[Start THE INPUT]
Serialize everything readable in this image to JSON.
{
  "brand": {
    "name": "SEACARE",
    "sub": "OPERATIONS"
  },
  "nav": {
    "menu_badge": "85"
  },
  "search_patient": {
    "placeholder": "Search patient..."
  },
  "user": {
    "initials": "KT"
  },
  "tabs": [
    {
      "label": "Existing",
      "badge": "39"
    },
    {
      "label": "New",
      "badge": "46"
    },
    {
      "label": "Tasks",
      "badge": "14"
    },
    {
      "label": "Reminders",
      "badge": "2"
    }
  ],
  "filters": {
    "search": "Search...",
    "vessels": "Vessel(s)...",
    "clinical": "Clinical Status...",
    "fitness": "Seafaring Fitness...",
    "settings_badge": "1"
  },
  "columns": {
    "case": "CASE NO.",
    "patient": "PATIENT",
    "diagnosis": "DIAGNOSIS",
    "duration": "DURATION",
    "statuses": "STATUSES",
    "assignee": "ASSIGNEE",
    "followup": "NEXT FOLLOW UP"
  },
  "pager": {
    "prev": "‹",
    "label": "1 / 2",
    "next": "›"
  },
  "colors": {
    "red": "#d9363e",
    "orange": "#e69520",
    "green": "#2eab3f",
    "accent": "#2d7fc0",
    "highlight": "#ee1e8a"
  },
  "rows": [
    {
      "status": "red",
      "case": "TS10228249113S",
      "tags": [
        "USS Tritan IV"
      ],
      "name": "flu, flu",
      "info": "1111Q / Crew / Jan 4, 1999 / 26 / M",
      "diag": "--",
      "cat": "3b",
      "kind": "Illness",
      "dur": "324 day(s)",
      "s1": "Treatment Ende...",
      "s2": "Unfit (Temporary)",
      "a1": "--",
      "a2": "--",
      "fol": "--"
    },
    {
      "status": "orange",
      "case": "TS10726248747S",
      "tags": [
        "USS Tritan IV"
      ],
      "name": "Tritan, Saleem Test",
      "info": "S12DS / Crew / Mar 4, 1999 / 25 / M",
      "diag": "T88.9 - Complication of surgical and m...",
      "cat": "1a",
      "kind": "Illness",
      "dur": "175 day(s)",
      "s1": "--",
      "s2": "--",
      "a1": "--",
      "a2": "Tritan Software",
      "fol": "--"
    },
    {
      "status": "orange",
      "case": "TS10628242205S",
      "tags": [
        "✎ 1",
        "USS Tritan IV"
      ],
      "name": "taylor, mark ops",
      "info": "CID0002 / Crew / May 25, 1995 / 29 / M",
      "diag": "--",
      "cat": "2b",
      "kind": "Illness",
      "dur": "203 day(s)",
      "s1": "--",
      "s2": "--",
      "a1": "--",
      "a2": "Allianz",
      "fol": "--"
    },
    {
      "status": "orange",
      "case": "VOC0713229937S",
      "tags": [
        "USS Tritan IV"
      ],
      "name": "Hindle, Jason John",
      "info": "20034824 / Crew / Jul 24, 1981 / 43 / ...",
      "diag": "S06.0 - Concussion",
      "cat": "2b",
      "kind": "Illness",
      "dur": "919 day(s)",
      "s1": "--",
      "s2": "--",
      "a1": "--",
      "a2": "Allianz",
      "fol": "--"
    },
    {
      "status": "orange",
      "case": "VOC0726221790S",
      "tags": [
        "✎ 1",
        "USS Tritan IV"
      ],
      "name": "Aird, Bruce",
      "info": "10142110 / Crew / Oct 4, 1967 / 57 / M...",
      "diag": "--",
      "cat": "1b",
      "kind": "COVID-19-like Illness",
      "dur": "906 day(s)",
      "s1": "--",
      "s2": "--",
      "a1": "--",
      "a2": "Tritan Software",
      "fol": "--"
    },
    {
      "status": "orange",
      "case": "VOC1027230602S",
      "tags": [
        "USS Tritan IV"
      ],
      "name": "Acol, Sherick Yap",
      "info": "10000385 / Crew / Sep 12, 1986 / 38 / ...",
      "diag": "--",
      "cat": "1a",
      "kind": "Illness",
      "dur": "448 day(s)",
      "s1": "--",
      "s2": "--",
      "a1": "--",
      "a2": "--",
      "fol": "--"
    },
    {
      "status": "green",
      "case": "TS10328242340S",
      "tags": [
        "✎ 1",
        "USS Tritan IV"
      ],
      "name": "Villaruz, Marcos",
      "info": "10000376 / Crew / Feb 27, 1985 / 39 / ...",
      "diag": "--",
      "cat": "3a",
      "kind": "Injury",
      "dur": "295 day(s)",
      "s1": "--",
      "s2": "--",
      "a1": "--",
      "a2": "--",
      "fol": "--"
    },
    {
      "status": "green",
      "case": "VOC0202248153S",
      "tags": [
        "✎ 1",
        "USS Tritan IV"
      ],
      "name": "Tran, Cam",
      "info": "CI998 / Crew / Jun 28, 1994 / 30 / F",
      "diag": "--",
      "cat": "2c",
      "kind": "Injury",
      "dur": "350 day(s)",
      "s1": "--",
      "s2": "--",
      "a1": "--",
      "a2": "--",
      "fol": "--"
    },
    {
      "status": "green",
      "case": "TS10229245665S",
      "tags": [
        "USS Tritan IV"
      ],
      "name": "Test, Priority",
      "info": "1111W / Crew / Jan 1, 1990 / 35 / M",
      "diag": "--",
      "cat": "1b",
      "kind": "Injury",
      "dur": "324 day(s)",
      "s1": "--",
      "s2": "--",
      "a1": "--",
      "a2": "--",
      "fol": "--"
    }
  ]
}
[End THE INPUT]
JOB: What do the records say? Quote them all exactly.

CORRECT RESPONSE:
Serialize everything readable in this image to JSON.
{
  "brand": {
    "name": "SEACARE",
    "sub": "OPERATIONS"
  },
  "nav": {
    "menu_badge": "85"
  },
  "search_patient": {
    "placeholder": "Search patient..."
  },
  "user": {
    "initials": "KT"
  },
  "tabs": [
    {
      "label": "Existing",
      "badge": "39"
    },
    {
      "label": "New",
      "badge": "46"
    },
    {
      "label": "Tasks",
      "badge": "14"
    },
    {
      "label": "Reminders",
      "badge": "2"
    }
  ],
  "filters": {
    "search": "Search...",
    "vessels": "Vessel(s)...",
    "clinical": "Clinical Status...",
    "fitness": "Seafaring Fitness...",
    "settings_badge": "1"
  },
  "columns": {
    "case": "CASE NO.",
    "patient": "PATIENT",
    "diagnosis": "DIAGNOSIS",
    "duration": "DURATION",
    "statuses": "STATUSES",
    "assignee": "ASSIGNEE",
    "followup": "NEXT FOLLOW UP"
  },
  "pager": {
    "prev": "‹",
    "label": "1 / 2",
    "next": "›"
  },
  "colors": {
    "red": "#d9363e",
    "orange": "#e69520",
    "green": "#2eab3f",
    "accent": "#2d7fc0",
    "highlight": "#ee1e8a"
  },
  "rows": [
    {
      "status": "red",
      "case": "TS10228249113S",
      "tags": [
        "USS Tritan IV"
      ],
      "name": "flu, flu",
      "info": "1111Q / Crew / Jan 4, 1999 / 26 / M",
      "diag": "--",
      "cat": "3b",
      "kind": "Illness",
      "dur": "324 day(s)",
      "s1": "Treatment Ende...",
      "s2": "Unfit (Temporary)",
      "a1": "--",
      "a2": "--",
      "fol": "--"
    },
    {
      "status": "orange",
      "case": "TS10726248747S",
      "tags": [
        "USS Tritan IV"
      ],
      "name": "Tritan, Saleem Test",
      "info": "S12DS / Crew / Mar 4, 1999 / 25 / M",
      "diag": "T88.9 - Complication of surgical and m...",
      "cat": "1a",
      "kind": "Illness",
      "dur": "175 day(s)",
      "s1": "--",
      "s2": "--",
      "a1": "--",
      "a2": "Tritan Software",
      "fol": "--"
    },
    {
      "status": "orange",
      "case": "TS10628242205S",
      "tags": [
        "✎ 1",
        "USS Tritan IV"
      ],
      "name": "taylor, mark ops",
      "info": "CID0002 / Crew / May 25, 1995 / 29 / M",
      "diag": "--",
      "cat": "2b",
      "kind": "Illness",
      "dur": "203 day(s)",
      "s1": "--",
      "s2": "--",
      "a1": "--",
      "a2": "Allianz",
      "fol": "--"
    },
    {
      "status": "orange",
      "case": "VOC0713229937S",
      "tags": [
        "USS Tritan IV"
      ],
      "name": "Hindle, Jason John",
      "info": "20034824 / Crew / Jul 24, 1981 / 43 / ...",
      "diag": "S06.0 - Concussion",
      "cat": "2b",
      "kind": "Illness",
      "dur": "919 day(s)",
      "s1": "--",
      "s2": "--",
      "a1": "--",
      "a2": "Allianz",
      "fol": "--"
    },
    {
      "status": "orange",
      "case": "VOC0726221790S",
      "tags": [
        "✎ 1",
        "USS Tritan IV"
      ],
      "name": "Aird, Bruce",
      "info": "10142110 / Crew / Oct 4, 1967 / 57 / M...",
      "diag": "--",
      "cat": "1b",
      "kind": "COVID-19-like Illness",
      "dur": "906 day(s)",
      "s1": "--",
      "s2": "--",
      "a1": "--",
      "a2": "Tritan Software",
      "fol": "--"
    },
    {
      "status": "orange",
      "case": "VOC1027230602S",
      "tags": [
        "USS Tritan IV"
      ],
      "name": "Acol, Sherick Yap",
      "info": "10000385 / Crew / Sep 12, 1986 / 38 / ...",
      "diag": "--",
      "cat": "1a",
      "kind": "Illness",
      "dur": "448 day(s)",
      "s1": "--",
      "s2": "--",
      "a1": "--",
      "a2": "--",
      "fol": "--"
    },
    {
      "status": "green",
      "case": "TS10328242340S",
      "tags": [
        "✎ 1",
        "USS Tritan IV"
      ],
      "name": "Villaruz, Marcos",
      "info": "10000376 / Crew / Feb 27, 1985 / 39 / ...",
      "diag": "--",
      "cat": "3a",
      "kind": "Injury",
      "dur": "295 day(s)",
      "s1": "--",
      "s2": "--",
      "a1": "--",
      "a2": "--",
      "fol": "--"
    },
    {
      "status": "green",
      "case": "VOC0202248153S",
      "tags": [
        "✎ 1",
        "USS Tritan IV"
      ],
      "name": "Tran, Cam",
      "info": "CI998 / Crew / Jun 28, 1994 / 30 / F",
      "diag": "--",
      "cat": "2c",
      "kind": "Injury",
      "dur": "350 day(s)",
      "s1": "--",
      "s2": "--",
      "a1": "--",
      "a2": "--",
      "fol": "--"
    },
    {
      "status": "green",
      "case": "TS10229245665S",
      "tags": [
        "USS Tritan IV"
      ],
      "name": "Test, Priority",
      "info": "1111W / Crew / Jan 1, 1990 / 35 / M",
      "diag": "--",
      "cat": "1b",
      "kind": "Injury",
      "dur": "324 day(s)",
      "s1": "--",
      "s2": "--",
      "a1": "--",
      "a2": "--",
      "fol": "--"
    }
  ]
}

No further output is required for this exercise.